Problem details -
Search the material below for the string "भमनप" and list each line that holds it.

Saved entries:
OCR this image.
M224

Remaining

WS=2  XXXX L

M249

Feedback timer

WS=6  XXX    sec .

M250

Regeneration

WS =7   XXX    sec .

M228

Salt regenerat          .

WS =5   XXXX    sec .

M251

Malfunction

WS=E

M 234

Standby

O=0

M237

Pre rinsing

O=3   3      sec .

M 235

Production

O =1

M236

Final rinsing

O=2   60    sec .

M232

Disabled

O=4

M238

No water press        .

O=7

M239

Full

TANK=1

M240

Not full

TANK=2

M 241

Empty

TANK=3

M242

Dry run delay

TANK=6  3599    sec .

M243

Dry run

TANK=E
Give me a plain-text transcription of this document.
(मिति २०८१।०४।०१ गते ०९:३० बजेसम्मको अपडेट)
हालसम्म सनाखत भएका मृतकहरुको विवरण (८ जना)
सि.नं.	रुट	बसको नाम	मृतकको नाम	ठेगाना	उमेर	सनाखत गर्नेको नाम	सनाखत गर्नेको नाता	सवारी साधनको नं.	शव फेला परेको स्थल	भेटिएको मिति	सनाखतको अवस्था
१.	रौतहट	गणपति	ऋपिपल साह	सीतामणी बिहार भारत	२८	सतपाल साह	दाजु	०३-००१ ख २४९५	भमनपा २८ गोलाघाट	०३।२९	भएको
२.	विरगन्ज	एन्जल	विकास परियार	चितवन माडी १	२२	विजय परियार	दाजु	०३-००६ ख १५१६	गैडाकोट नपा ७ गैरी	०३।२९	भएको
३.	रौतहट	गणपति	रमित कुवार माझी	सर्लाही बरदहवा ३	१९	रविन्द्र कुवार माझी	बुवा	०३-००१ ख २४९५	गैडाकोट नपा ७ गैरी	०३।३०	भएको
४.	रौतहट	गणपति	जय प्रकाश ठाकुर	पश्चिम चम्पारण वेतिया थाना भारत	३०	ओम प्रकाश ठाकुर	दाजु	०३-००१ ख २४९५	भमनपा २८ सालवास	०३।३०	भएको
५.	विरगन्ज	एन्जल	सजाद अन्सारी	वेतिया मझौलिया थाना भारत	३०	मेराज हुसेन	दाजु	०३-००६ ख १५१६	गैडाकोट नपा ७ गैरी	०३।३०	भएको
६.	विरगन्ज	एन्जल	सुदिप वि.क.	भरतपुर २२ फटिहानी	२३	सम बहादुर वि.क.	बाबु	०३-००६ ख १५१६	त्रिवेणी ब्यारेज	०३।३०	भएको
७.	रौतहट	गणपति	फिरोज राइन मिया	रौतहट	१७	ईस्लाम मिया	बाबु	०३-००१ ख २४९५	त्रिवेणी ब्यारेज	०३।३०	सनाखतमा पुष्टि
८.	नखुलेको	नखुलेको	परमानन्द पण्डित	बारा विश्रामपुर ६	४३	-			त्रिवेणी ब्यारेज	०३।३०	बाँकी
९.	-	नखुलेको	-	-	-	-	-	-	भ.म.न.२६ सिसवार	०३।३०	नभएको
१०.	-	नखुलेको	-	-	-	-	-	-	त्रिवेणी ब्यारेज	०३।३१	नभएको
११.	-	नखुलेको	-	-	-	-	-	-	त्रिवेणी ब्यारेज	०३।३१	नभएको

Correct output -
१.	रौतहट	गणपति	ऋपिपल साह	सीतामणी बिहार भारत	२८	सतपाल साह	दाजु	०३-००१ ख २४९५	भमनपा २८ गोलाघाट	०३।२९	भएको
४.	रौतहट	गणपति	जय प्रकाश ठाकुर	पश्चिम चम्पारण वेतिया थाना भारत	३०	ओम प्रकाश ठाकुर	दाजु	०३-००१ ख २४९५	भमनपा २८ सालवास	०३।३०	भएको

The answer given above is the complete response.